TASK TO CARRY OUT
Each record must be reproduced exactly as it is shown.

INFORMATION SHOWN

===

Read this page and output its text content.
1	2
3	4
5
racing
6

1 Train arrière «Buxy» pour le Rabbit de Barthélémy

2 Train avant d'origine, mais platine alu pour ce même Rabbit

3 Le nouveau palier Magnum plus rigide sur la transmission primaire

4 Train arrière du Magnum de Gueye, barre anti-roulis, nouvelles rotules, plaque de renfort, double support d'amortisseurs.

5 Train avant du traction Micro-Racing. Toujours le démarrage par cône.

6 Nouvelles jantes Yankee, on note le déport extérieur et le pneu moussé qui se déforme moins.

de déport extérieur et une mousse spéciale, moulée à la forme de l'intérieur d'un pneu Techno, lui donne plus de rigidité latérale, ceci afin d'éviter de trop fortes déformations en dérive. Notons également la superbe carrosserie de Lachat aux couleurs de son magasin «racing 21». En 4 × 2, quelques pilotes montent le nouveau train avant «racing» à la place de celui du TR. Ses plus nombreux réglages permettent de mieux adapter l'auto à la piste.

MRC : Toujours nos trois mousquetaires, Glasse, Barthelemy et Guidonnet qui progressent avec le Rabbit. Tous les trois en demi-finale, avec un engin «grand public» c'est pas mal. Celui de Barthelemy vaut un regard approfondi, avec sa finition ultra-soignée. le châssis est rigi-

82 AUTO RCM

===

ANSWER BELOW
Read this page and output its text content.
1	2
3	4
5
racing
6

1 Train arrière «Buxy» pour le Rabbit de Barthélémy

2 Train avant d'origine, mais platine alu pour ce même Rabbit

3 Le nouveau palier Magnum plus rigide sur la transmission primaire

4 Train arrière du Magnum de Gueye, barre anti-roulis, nouvelles rotules, plaque de renfort, double support d'amortisseurs.

5 Train avant du traction Micro-Racing. Toujours le démarrage par cône.

6 Nouvelles jantes Yankee, on note le déport extérieur et le pneu moussé qui se déforme moins.

de déport extérieur et une mousse spéciale, moulée à la forme de l'intérieur d'un pneu Techno, lui donne plus de rigidité latérale, ceci afin d'éviter de trop fortes déformations en dérive. Notons également la superbe carrosserie de Lachat aux couleurs de son magasin «racing 21». En 4 × 2, quelques pilotes montent le nouveau train avant «racing» à la place de celui du TR. Ses plus nombreux réglages permettent de mieux adapter l'auto à la piste.

MRC : Toujours nos trois mousquetaires, Glasse, Barthelemy et Guidonnet qui progressent avec le Rabbit. Tous les trois en demi-finale, avec un engin «grand public» c'est pas mal. Celui de Barthelemy vaut un regard approfondi, avec sa finition ultra-soignée. le châssis est rigi-

82 AUTO RCM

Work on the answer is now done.